Print all the entries verbatim.

> [Data shown]
[START]

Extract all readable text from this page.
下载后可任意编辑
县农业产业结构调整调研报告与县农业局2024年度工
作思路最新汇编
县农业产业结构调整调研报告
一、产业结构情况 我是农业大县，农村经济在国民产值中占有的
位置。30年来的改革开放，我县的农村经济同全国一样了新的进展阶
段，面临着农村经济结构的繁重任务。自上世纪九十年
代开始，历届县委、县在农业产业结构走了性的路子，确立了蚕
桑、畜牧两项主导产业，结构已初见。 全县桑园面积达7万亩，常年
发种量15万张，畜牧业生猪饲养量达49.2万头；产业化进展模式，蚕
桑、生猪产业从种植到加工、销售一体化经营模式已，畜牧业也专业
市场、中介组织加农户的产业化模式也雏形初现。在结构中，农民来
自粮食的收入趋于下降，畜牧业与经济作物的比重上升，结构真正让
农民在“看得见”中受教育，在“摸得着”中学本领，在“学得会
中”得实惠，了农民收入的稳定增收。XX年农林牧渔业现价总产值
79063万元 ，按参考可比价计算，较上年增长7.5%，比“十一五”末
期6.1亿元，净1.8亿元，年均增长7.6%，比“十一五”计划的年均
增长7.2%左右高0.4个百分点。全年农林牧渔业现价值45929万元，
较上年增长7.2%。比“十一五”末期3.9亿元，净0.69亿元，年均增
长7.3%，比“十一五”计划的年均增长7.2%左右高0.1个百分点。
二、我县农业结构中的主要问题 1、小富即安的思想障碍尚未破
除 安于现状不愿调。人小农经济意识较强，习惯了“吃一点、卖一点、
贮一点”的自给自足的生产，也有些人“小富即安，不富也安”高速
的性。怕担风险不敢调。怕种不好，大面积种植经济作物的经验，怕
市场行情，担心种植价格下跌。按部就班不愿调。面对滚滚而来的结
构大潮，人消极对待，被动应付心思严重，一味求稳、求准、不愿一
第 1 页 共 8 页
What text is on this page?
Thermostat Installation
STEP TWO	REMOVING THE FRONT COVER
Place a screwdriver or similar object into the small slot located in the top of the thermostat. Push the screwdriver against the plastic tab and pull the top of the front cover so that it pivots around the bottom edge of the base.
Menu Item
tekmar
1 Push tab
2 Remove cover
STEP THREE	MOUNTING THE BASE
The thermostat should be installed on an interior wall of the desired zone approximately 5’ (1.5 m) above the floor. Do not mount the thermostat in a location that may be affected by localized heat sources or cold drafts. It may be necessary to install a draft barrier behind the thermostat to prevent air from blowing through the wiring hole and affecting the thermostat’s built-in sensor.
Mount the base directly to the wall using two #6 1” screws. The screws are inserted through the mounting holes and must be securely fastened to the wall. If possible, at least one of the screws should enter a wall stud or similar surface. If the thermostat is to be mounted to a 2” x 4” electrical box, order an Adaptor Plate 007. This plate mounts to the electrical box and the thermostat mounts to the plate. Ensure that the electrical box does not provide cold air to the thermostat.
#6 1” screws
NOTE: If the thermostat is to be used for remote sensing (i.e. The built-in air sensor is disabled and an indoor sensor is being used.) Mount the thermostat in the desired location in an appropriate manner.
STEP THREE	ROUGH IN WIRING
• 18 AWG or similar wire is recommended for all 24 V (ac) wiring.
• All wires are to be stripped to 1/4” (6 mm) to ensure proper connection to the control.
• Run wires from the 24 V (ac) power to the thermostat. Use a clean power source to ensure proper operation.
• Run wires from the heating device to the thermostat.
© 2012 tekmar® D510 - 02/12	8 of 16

[END]

> [Response to the exercise]
Extract all readable text from this page.
下载后可任意编辑
县农业产业结构调整调研报告与县农业局2024年度工
作思路最新汇编
县农业产业结构调整调研报告
一、产业结构情况 我是农业大县，农村经济在国民产值中占有的
位置。30年来的改革开放，我县的农村经济同全国一样了新的进展阶
段，面临着农村经济结构的繁重任务。自上世纪九十年
代开始，历届县委、县在农业产业结构走了性的路子，确立了蚕
桑、畜牧两项主导产业，结构已初见。 全县桑园面积达7万亩，常年
发种量15万张，畜牧业生猪饲养量达49.2万头；产业化进展模式，蚕
桑、生猪产业从种植到加工、销售一体化经营模式已，畜牧业也专业
市场、中介组织加农户的产业化模式也雏形初现。在结构中，农民来
自粮食的收入趋于下降，畜牧业与经济作物的比重上升，结构真正让
农民在“看得见”中受教育，在“摸得着”中学本领，在“学得会
中”得实惠，了农民收入的稳定增收。XX年农林牧渔业现价总产值
79063万元 ，按参考可比价计算，较上年增长7.5%，比“十一五”末
期6.1亿元，净1.8亿元，年均增长7.6%，比“十一五”计划的年均
增长7.2%左右高0.4个百分点。全年农林牧渔业现价值45929万元，
较上年增长7.2%。比“十一五”末期3.9亿元，净0.69亿元，年均增
长7.3%，比“十一五”计划的年均增长7.2%左右高0.1个百分点。
二、我县农业结构中的主要问题 1、小富即安的思想障碍尚未破
除 安于现状不愿调。人小农经济意识较强，习惯了“吃一点、卖一点、
贮一点”的自给自足的生产，也有些人“小富即安，不富也安”高速
的性。怕担风险不敢调。怕种不好，大面积种植经济作物的经验，怕
市场行情，担心种植价格下跌。按部就班不愿调。面对滚滚而来的结
构大潮，人消极对待，被动应付心思严重，一味求稳、求准、不愿一
第 1 页 共 8 页
What text is on this page?
Thermostat Installation
STEP TWO	REMOVING THE FRONT COVER
Place a screwdriver or similar object into the small slot located in the top of the thermostat. Push the screwdriver against the plastic tab and pull the top of the front cover so that it pivots around the bottom edge of the base.
Menu Item
tekmar
1 Push tab
2 Remove cover
STEP THREE	MOUNTING THE BASE
The thermostat should be installed on an interior wall of the desired zone approximately 5’ (1.5 m) above the floor. Do not mount the thermostat in a location that may be affected by localized heat sources or cold drafts. It may be necessary to install a draft barrier behind the thermostat to prevent air from blowing through the wiring hole and affecting the thermostat’s built-in sensor.
Mount the base directly to the wall using two #6 1” screws. The screws are inserted through the mounting holes and must be securely fastened to the wall. If possible, at least one of the screws should enter a wall stud or similar surface. If the thermostat is to be mounted to a 2” x 4” electrical box, order an Adaptor Plate 007. This plate mounts to the electrical box and the thermostat mounts to the plate. Ensure that the electrical box does not provide cold air to the thermostat.
#6 1” screws
NOTE: If the thermostat is to be used for remote sensing (i.e. The built-in air sensor is disabled and an indoor sensor is being used.) Mount the thermostat in the desired location in an appropriate manner.
STEP THREE	ROUGH IN WIRING
• 18 AWG or similar wire is recommended for all 24 V (ac) wiring.
• All wires are to be stripped to 1/4” (6 mm) to ensure proper connection to the control.
• Run wires from the 24 V (ac) power to the thermostat. Use a clean power source to ensure proper operation.
• Run wires from the heating device to the thermostat.
© 2012 tekmar® D510 - 02/12	8 of 16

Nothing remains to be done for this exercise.